Source data:
* * * *
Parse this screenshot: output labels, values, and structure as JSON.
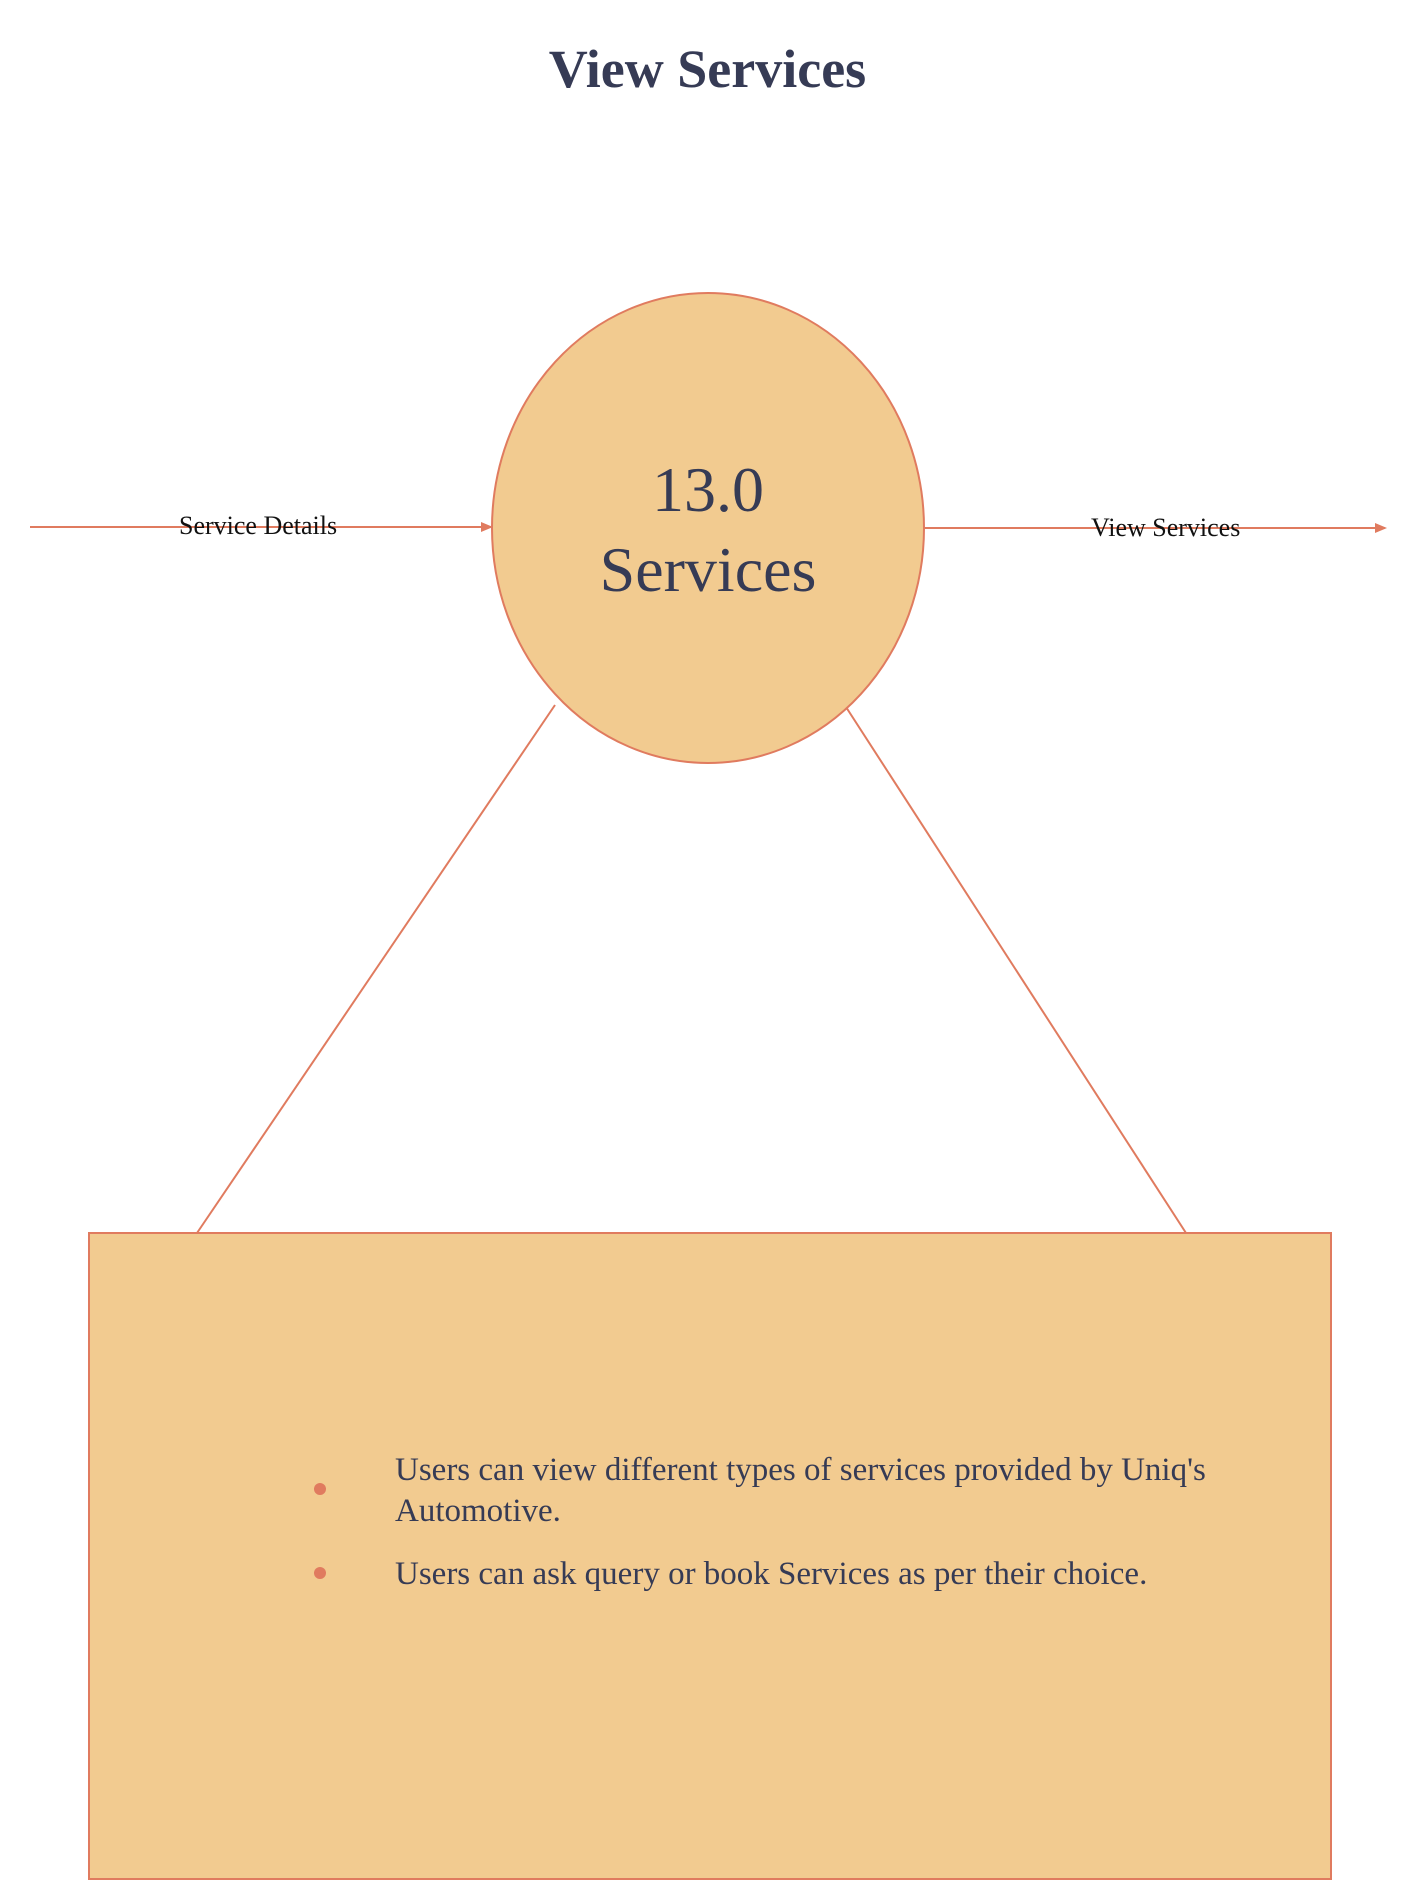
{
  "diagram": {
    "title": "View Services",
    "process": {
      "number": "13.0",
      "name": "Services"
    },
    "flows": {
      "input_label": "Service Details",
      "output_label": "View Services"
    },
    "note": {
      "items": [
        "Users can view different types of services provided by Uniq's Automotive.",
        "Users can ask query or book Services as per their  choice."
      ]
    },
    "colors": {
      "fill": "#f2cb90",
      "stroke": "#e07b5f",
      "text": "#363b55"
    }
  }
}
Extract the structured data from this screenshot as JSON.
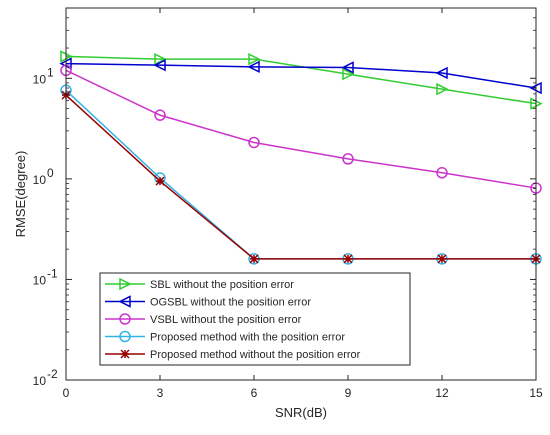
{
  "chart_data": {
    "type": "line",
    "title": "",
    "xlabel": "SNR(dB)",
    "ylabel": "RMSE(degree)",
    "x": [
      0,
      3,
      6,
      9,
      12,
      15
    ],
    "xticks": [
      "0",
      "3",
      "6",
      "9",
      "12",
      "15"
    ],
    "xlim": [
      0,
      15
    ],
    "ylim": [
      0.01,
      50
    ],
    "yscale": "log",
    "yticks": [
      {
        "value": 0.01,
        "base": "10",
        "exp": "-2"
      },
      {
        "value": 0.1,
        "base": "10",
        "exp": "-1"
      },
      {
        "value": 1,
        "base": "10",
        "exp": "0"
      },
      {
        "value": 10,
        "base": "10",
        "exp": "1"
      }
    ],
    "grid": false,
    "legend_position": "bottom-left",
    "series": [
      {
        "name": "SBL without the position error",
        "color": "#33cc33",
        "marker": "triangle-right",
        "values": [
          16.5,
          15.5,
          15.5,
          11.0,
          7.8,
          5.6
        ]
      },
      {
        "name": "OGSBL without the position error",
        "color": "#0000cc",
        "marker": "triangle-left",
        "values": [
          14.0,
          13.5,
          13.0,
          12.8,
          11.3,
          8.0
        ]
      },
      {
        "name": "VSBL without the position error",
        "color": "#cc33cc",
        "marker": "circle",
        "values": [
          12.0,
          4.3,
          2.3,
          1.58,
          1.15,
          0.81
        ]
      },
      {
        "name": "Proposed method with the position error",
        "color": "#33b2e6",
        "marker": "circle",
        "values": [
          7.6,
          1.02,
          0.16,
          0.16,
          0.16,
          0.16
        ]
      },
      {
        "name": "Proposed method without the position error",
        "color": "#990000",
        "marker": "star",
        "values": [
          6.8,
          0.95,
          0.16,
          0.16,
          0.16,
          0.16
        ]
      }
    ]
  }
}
* * * *
(What you should do): Go through the entries above and copy every line containing "left".

(Answer to this exercise):
    "legend_position": "bottom-left",
        "marker": "triangle-left",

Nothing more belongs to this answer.